[begin EXCERPTED DATA]

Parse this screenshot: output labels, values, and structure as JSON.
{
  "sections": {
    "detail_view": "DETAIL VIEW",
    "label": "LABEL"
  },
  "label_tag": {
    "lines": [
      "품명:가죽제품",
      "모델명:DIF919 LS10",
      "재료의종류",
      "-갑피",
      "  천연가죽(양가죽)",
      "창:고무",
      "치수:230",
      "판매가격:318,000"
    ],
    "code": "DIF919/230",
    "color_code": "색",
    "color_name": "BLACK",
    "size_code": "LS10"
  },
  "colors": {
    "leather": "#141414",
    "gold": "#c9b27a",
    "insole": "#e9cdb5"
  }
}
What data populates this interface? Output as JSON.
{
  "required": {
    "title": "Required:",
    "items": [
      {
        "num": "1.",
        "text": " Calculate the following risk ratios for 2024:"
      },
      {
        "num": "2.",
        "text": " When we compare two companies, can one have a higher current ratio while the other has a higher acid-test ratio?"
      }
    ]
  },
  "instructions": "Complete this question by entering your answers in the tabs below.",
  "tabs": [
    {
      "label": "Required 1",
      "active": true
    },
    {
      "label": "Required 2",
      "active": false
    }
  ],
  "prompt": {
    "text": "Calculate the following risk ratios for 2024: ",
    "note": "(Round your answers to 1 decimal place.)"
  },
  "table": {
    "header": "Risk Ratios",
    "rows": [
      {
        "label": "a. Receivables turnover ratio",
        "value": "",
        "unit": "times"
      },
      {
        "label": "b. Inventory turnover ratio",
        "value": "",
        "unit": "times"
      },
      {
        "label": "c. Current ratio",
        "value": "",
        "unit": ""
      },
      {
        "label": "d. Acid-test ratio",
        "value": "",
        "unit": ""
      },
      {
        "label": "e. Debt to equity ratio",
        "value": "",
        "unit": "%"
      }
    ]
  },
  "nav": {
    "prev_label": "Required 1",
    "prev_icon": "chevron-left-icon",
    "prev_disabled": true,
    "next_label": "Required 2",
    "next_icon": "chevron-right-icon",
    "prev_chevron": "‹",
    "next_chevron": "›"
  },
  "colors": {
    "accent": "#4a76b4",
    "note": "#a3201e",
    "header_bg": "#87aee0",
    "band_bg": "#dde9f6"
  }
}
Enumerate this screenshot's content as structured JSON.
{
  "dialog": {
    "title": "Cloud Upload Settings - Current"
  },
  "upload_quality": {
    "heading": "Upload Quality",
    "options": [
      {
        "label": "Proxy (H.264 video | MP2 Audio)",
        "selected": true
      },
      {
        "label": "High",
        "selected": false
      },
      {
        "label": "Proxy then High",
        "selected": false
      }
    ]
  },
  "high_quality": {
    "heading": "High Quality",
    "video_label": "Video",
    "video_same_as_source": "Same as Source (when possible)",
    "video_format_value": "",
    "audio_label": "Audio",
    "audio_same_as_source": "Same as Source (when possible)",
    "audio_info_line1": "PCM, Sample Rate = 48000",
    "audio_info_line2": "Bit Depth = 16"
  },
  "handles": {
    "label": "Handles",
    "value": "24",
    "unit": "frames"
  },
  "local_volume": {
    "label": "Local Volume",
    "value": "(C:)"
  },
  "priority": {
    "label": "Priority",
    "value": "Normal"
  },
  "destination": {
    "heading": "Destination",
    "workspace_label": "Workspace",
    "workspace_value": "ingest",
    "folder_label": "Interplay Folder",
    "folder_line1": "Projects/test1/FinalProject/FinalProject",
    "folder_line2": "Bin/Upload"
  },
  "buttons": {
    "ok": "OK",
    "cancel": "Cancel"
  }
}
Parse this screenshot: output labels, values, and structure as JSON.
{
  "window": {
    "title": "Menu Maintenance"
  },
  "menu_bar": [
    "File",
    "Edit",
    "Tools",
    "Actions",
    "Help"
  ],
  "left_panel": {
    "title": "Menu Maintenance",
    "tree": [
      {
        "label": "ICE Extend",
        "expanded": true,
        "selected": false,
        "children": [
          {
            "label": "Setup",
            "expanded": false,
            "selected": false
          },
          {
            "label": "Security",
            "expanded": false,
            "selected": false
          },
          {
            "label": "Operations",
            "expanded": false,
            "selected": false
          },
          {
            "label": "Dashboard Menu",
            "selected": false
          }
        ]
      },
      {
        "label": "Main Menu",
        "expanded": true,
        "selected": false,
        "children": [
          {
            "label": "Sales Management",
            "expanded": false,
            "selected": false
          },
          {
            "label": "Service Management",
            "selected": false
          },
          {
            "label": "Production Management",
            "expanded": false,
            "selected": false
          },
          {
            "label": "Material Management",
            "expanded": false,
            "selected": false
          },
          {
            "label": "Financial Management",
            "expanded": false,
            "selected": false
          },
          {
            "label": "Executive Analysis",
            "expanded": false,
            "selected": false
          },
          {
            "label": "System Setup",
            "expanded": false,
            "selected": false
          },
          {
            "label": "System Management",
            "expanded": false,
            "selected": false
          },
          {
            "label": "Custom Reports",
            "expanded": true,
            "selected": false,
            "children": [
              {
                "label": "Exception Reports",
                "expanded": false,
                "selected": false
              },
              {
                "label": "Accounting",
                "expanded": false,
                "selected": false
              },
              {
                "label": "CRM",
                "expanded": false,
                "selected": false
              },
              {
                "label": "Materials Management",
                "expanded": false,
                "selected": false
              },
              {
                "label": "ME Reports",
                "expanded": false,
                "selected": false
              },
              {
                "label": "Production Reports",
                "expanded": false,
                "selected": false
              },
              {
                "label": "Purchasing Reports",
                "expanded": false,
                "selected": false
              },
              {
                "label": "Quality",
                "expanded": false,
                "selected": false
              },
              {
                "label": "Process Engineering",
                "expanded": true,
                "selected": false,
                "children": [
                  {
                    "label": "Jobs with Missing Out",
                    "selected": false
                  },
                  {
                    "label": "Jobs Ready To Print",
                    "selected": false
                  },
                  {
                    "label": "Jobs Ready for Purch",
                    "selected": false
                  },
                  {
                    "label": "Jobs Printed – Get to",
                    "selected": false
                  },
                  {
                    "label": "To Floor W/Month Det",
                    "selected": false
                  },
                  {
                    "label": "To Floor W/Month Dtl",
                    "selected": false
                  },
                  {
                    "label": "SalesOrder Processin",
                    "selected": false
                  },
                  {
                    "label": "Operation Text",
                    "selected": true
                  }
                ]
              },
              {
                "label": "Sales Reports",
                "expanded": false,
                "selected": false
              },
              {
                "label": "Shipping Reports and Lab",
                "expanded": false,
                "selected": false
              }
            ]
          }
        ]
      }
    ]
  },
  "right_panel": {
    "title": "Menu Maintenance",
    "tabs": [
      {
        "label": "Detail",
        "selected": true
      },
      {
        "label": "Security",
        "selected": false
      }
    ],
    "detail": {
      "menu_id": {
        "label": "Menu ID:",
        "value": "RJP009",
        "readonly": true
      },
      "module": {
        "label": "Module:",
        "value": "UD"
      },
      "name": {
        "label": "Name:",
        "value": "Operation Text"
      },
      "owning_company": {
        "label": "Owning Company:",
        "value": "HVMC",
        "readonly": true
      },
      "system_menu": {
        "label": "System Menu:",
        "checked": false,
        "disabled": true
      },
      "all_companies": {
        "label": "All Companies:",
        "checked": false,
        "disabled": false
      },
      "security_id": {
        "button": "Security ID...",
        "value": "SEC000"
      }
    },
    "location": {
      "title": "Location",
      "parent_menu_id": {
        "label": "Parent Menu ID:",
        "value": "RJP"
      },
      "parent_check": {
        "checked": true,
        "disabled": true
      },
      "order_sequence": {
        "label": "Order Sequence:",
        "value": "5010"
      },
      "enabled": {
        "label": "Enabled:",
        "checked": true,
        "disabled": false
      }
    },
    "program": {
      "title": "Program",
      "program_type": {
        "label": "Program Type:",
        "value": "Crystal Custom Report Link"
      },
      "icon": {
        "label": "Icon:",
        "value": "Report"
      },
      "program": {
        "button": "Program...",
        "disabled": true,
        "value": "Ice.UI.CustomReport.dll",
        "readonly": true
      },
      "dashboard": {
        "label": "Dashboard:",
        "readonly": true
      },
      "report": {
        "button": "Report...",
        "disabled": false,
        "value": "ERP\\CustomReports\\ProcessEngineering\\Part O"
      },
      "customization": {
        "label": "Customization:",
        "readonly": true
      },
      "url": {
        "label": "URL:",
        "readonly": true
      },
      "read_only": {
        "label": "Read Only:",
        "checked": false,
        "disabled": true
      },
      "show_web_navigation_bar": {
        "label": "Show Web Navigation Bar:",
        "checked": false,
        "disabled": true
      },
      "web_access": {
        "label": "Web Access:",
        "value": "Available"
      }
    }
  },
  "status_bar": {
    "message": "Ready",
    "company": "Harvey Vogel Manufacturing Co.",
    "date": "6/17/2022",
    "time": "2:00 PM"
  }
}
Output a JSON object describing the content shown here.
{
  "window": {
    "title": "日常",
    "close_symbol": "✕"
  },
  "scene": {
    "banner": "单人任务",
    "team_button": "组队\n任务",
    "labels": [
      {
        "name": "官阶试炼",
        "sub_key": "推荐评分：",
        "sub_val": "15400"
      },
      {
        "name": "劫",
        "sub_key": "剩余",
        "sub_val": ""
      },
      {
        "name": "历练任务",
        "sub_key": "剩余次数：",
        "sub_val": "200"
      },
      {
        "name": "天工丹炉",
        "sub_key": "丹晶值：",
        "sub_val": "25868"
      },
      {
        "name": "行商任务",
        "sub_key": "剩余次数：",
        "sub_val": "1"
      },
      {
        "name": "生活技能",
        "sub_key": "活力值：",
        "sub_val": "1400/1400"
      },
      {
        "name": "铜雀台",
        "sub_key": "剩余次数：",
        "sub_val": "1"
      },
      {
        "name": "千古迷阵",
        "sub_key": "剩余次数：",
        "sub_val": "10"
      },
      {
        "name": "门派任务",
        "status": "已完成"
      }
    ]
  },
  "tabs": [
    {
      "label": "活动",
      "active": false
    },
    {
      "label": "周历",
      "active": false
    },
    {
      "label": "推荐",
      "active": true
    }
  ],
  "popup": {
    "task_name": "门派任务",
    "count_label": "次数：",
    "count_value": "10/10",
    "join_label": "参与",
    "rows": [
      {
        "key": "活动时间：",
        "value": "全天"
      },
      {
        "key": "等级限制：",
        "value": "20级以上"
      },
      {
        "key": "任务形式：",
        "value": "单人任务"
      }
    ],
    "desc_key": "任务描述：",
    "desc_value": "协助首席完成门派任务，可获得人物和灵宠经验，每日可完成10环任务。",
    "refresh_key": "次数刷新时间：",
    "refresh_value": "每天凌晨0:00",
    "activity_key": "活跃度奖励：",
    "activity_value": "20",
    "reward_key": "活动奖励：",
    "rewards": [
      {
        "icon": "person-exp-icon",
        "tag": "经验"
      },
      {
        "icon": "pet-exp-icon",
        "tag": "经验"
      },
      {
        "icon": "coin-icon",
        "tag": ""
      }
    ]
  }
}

[end EXCERPTED DATA]

- GIVEN PROBLEM:
List every line from the entries above in which "Management" appears.

- WRITTEN RESPONSE:
            "label": "Sales Management",
            "label": "Service Management",
            "label": "Production Management",
            "label": "Material Management",
            "label": "Financial Management",
            "label": "System Management",
                "label": "Materials Management",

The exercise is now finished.